Set problem:
Retype all the entries word for word, but omit the pictures.

Provided records:
◇ ◇ ◇ ◇ ◇

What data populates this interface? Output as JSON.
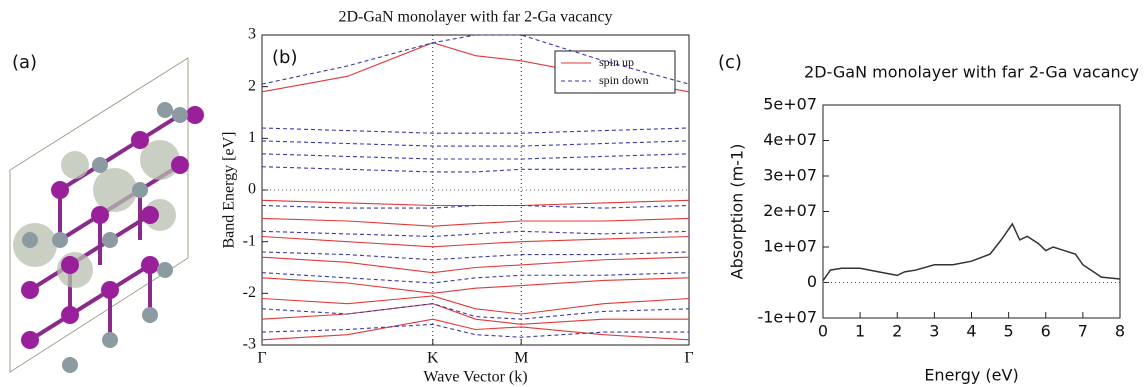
{
  "panel_labels": [
    "(a)",
    "(b)",
    "(c)"
  ],
  "chart_data": [
    {
      "type": "band_structure",
      "title": "2D-GaN monolayer with far 2-Ga vacancy",
      "x_label": "Wave Vector (k)",
      "y_label": "Band Energy [eV]",
      "x": [
        0,
        0.2,
        0.4,
        0.5,
        0.607,
        0.8,
        1
      ],
      "xlim": [
        0,
        1
      ],
      "xticks": [
        {
          "value": 0,
          "label": "Γ"
        },
        {
          "value": 0.4,
          "label": "K"
        },
        {
          "value": 0.607,
          "label": "M"
        },
        {
          "value": 1,
          "label": "Γ"
        }
      ],
      "ylim": [
        -3,
        3
      ],
      "yticks": [
        -3,
        -2,
        -1,
        0,
        1,
        2,
        3
      ],
      "zero_line": true,
      "tick_grid": true,
      "legend": "upper right",
      "series": [
        {
          "name": "spin up",
          "color": "#e03a3a",
          "line_style": "solid",
          "bands": [
            [
              1.9,
              2.2,
              2.85,
              2.6,
              2.5,
              2.2,
              1.9
            ],
            [
              -0.2,
              -0.25,
              -0.3,
              -0.3,
              -0.3,
              -0.25,
              -0.2
            ],
            [
              -0.55,
              -0.6,
              -0.7,
              -0.65,
              -0.6,
              -0.6,
              -0.55
            ],
            [
              -0.9,
              -1.0,
              -1.1,
              -1.05,
              -1.0,
              -0.95,
              -0.9
            ],
            [
              -1.3,
              -1.4,
              -1.6,
              -1.5,
              -1.45,
              -1.35,
              -1.3
            ],
            [
              -1.7,
              -1.8,
              -2.0,
              -1.9,
              -1.85,
              -1.75,
              -1.7
            ],
            [
              -2.1,
              -2.2,
              -2.05,
              -2.3,
              -2.4,
              -2.2,
              -2.1
            ],
            [
              -2.5,
              -2.4,
              -2.2,
              -2.5,
              -2.6,
              -2.5,
              -2.5
            ],
            [
              -2.9,
              -2.8,
              -2.5,
              -2.7,
              -2.65,
              -2.8,
              -2.9
            ]
          ]
        },
        {
          "name": "spin down",
          "color": "#3a3aa8",
          "line_style": "dashed",
          "bands": [
            [
              2.05,
              2.4,
              2.85,
              3,
              3,
              2.5,
              2.05
            ],
            [
              1.2,
              1.15,
              1.1,
              1.1,
              1.1,
              1.15,
              1.2
            ],
            [
              0.95,
              0.9,
              0.85,
              0.85,
              0.85,
              0.9,
              0.95
            ],
            [
              0.7,
              0.65,
              0.6,
              0.6,
              0.6,
              0.65,
              0.7
            ],
            [
              0.45,
              0.4,
              0.35,
              0.35,
              0.4,
              0.4,
              0.45
            ],
            [
              -0.3,
              -0.35,
              -0.35,
              -0.3,
              -0.3,
              -0.35,
              -0.3
            ],
            [
              -0.8,
              -0.85,
              -0.9,
              -0.85,
              -0.8,
              -0.85,
              -0.8
            ],
            [
              -1.2,
              -1.25,
              -1.35,
              -1.3,
              -1.25,
              -1.25,
              -1.2
            ],
            [
              -1.6,
              -1.7,
              -1.8,
              -1.7,
              -1.65,
              -1.65,
              -1.6
            ],
            [
              -2.3,
              -2.4,
              -2.2,
              -2.45,
              -2.5,
              -2.35,
              -2.3
            ],
            [
              -2.75,
              -2.7,
              -2.6,
              -2.8,
              -2.85,
              -2.75,
              -2.75
            ]
          ]
        }
      ]
    },
    {
      "type": "line",
      "title": "2D-GaN monolayer with far 2-Ga vacancy",
      "x_label": "Energy (eV)",
      "y_label": "Absorption (m-1)",
      "x": [
        0,
        0.2,
        0.5,
        1,
        1.5,
        2,
        2.2,
        2.5,
        3,
        3.5,
        4,
        4.5,
        4.8,
        5.1,
        5.3,
        5.5,
        5.8,
        6,
        6.2,
        6.5,
        6.8,
        7,
        7.5,
        8
      ],
      "values": [
        500000,
        3500000,
        4000000,
        4000000,
        3000000,
        2000000,
        3000000,
        3500000,
        5000000,
        5000000,
        6000000,
        8000000,
        12000000,
        16500000,
        12000000,
        13000000,
        11000000,
        9000000,
        10000000,
        9000000,
        8000000,
        5000000,
        1500000,
        1000000
      ],
      "color": "#333333",
      "xlim": [
        0,
        8
      ],
      "xticks": [
        0,
        1,
        2,
        3,
        4,
        5,
        6,
        7,
        8
      ],
      "ylim": [
        -10000000,
        50000000
      ],
      "yticks": [
        {
          "value": -10000000,
          "label": "-1e+07"
        },
        0,
        {
          "value": 10000000,
          "label": "1e+07"
        },
        {
          "value": 20000000,
          "label": "2e+07"
        },
        {
          "value": 30000000,
          "label": "3e+07"
        },
        {
          "value": 40000000,
          "label": "4e+07"
        },
        {
          "value": 50000000,
          "label": "5e+07"
        }
      ],
      "zero_line": true
    }
  ]
}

◇ ◇ ◇ ◇ ◇

Reply:
What data populates this interface? Output as JSON.
{
  "panel_labels": [
    "(a)",
    "(b)",
    "(c)"
  ],
  "chart_data": [
    {
      "type": "band_structure",
      "title": "2D-GaN monolayer with far 2-Ga vacancy",
      "x_label": "Wave Vector (k)",
      "y_label": "Band Energy [eV]",
      "x": [
        0,
        0.2,
        0.4,
        0.5,
        0.607,
        0.8,
        1
      ],
      "xlim": [
        0,
        1
      ],
      "xticks": [
        {
          "value": 0,
          "label": "Γ"
        },
        {
          "value": 0.4,
          "label": "K"
        },
        {
          "value": 0.607,
          "label": "M"
        },
        {
          "value": 1,
          "label": "Γ"
        }
      ],
      "ylim": [
        -3,
        3
      ],
      "yticks": [
        -3,
        -2,
        -1,
        0,
        1,
        2,
        3
      ],
      "zero_line": true,
      "tick_grid": true,
      "legend": "upper right",
      "series": [
        {
          "name": "spin up",
          "color": "#e03a3a",
          "line_style": "solid",
          "bands": [
            [
              1.9,
              2.2,
              2.85,
              2.6,
              2.5,
              2.2,
              1.9
            ],
            [
              -0.2,
              -0.25,
              -0.3,
              -0.3,
              -0.3,
              -0.25,
              -0.2
            ],
            [
              -0.55,
              -0.6,
              -0.7,
              -0.65,
              -0.6,
              -0.6,
              -0.55
            ],
            [
              -0.9,
              -1.0,
              -1.1,
              -1.05,
              -1.0,
              -0.95,
              -0.9
            ],
            [
              -1.3,
              -1.4,
              -1.6,
              -1.5,
              -1.45,
              -1.35,
              -1.3
            ],
            [
              -1.7,
              -1.8,
              -2.0,
              -1.9,
              -1.85,
              -1.75,
              -1.7
            ],
            [
              -2.1,
              -2.2,
              -2.05,
              -2.3,
              -2.4,
              -2.2,
              -2.1
            ],
            [
              -2.5,
              -2.4,
              -2.2,
              -2.5,
              -2.6,
              -2.5,
              -2.5
            ],
            [
              -2.9,
              -2.8,
              -2.5,
              -2.7,
              -2.65,
              -2.8,
              -2.9
            ]
          ]
        },
        {
          "name": "spin down",
          "color": "#3a3aa8",
          "line_style": "dashed",
          "bands": [
            [
              2.05,
              2.4,
              2.85,
              3,
              3,
              2.5,
              2.05
            ],
            [
              1.2,
              1.15,
              1.1,
              1.1,
              1.1,
              1.15,
              1.2
            ],
            [
              0.95,
              0.9,
              0.85,
              0.85,
              0.85,
              0.9,
              0.95
            ],
            [
              0.7,
              0.65,
              0.6,
              0.6,
              0.6,
              0.65,
              0.7
            ],
            [
              0.45,
              0.4,
              0.35,
              0.35,
              0.4,
              0.4,
              0.45
            ],
            [
              -0.3,
              -0.35,
              -0.35,
              -0.3,
              -0.3,
              -0.35,
              -0.3
            ],
            [
              -0.8,
              -0.85,
              -0.9,
              -0.85,
              -0.8,
              -0.85,
              -0.8
            ],
            [
              -1.2,
              -1.25,
              -1.35,
              -1.3,
              -1.25,
              -1.25,
              -1.2
            ],
            [
              -1.6,
              -1.7,
              -1.8,
              -1.7,
              -1.65,
              -1.65,
              -1.6
            ],
            [
              -2.3,
              -2.4,
              -2.2,
              -2.45,
              -2.5,
              -2.35,
              -2.3
            ],
            [
              -2.75,
              -2.7,
              -2.6,
              -2.8,
              -2.85,
              -2.75,
              -2.75
            ]
          ]
        }
      ]
    },
    {
      "type": "line",
      "title": "2D-GaN monolayer with far 2-Ga vacancy",
      "x_label": "Energy (eV)",
      "y_label": "Absorption (m-1)",
      "x": [
        0,
        0.2,
        0.5,
        1,
        1.5,
        2,
        2.2,
        2.5,
        3,
        3.5,
        4,
        4.5,
        4.8,
        5.1,
        5.3,
        5.5,
        5.8,
        6,
        6.2,
        6.5,
        6.8,
        7,
        7.5,
        8
      ],
      "values": [
        500000,
        3500000,
        4000000,
        4000000,
        3000000,
        2000000,
        3000000,
        3500000,
        5000000,
        5000000,
        6000000,
        8000000,
        12000000,
        16500000,
        12000000,
        13000000,
        11000000,
        9000000,
        10000000,
        9000000,
        8000000,
        5000000,
        1500000,
        1000000
      ],
      "color": "#333333",
      "xlim": [
        0,
        8
      ],
      "xticks": [
        0,
        1,
        2,
        3,
        4,
        5,
        6,
        7,
        8
      ],
      "ylim": [
        -10000000,
        50000000
      ],
      "yticks": [
        {
          "value": -10000000,
          "label": "-1e+07"
        },
        0,
        {
          "value": 10000000,
          "label": "1e+07"
        },
        {
          "value": 20000000,
          "label": "2e+07"
        },
        {
          "value": 30000000,
          "label": "3e+07"
        },
        {
          "value": 40000000,
          "label": "4e+07"
        },
        {
          "value": 50000000,
          "label": "5e+07"
        }
      ],
      "zero_line": true
    }
  ]
}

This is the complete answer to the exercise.